• _BRIEF_
Gather every line below where "could" appears.

• _GIVEN DATA_
:::

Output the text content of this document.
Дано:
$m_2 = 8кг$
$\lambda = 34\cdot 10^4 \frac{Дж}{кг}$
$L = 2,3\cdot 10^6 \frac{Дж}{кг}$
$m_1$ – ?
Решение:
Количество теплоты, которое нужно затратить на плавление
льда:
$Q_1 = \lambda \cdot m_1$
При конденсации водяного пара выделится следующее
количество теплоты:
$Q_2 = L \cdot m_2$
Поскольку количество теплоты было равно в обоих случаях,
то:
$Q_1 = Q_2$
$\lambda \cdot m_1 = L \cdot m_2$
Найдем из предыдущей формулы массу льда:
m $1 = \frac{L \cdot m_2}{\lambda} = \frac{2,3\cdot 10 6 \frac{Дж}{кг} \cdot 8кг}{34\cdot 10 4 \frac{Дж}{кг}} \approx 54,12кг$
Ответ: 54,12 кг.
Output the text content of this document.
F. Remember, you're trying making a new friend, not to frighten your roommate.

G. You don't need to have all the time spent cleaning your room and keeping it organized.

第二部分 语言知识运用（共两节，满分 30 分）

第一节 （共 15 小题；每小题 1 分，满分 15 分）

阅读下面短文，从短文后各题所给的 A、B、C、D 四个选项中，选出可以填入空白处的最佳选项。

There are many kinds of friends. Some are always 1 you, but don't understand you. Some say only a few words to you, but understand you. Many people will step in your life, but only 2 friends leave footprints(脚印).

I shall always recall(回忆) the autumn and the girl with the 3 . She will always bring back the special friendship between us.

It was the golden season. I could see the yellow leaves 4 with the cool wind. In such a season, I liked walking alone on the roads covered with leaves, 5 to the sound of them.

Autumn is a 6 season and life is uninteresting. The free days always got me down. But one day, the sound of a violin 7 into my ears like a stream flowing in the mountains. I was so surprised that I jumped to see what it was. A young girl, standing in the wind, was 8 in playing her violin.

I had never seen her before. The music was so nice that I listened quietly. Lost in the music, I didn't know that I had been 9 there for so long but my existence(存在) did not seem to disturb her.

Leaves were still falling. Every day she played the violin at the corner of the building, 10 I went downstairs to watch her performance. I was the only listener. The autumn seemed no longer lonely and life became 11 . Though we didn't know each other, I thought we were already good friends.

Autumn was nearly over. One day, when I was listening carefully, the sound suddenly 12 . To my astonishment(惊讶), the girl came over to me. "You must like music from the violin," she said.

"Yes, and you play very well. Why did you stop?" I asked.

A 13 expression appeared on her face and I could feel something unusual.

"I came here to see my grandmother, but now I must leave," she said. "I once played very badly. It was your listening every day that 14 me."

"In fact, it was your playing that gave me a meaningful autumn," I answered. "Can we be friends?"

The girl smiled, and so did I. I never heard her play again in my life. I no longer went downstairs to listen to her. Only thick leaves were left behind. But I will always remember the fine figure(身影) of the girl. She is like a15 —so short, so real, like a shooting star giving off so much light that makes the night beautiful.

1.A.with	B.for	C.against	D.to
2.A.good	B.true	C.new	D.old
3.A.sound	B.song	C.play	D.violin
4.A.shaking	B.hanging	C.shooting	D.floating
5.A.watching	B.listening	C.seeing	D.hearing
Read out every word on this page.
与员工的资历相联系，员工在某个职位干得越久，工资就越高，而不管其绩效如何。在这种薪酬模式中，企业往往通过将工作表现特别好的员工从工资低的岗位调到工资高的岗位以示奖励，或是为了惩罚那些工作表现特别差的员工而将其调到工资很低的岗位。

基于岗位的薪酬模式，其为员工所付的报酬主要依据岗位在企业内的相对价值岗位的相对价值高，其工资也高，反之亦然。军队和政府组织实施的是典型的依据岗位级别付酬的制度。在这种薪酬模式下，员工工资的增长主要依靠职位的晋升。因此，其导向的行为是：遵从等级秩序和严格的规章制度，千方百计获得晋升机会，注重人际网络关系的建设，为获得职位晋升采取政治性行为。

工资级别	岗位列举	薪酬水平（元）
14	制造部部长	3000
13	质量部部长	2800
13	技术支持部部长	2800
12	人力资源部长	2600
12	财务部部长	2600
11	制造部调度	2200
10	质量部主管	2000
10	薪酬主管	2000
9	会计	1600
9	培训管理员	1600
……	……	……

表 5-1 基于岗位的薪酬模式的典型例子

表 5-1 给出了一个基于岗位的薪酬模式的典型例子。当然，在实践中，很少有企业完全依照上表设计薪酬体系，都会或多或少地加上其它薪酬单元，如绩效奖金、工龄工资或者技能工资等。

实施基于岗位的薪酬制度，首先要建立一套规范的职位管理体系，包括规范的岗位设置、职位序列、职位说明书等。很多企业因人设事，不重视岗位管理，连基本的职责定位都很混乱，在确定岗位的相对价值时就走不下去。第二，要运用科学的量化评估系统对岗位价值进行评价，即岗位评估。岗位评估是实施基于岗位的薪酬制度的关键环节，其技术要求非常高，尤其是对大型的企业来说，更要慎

:::

• _SOLUTION TO THE EXERCISE_
It was the golden season. I could see the yellow leaves 4 with the cool wind. In such a season, I liked walking alone on the roads covered with leaves, 5 to the sound of them.
A 13 expression appeared on her face and I could feel something unusual.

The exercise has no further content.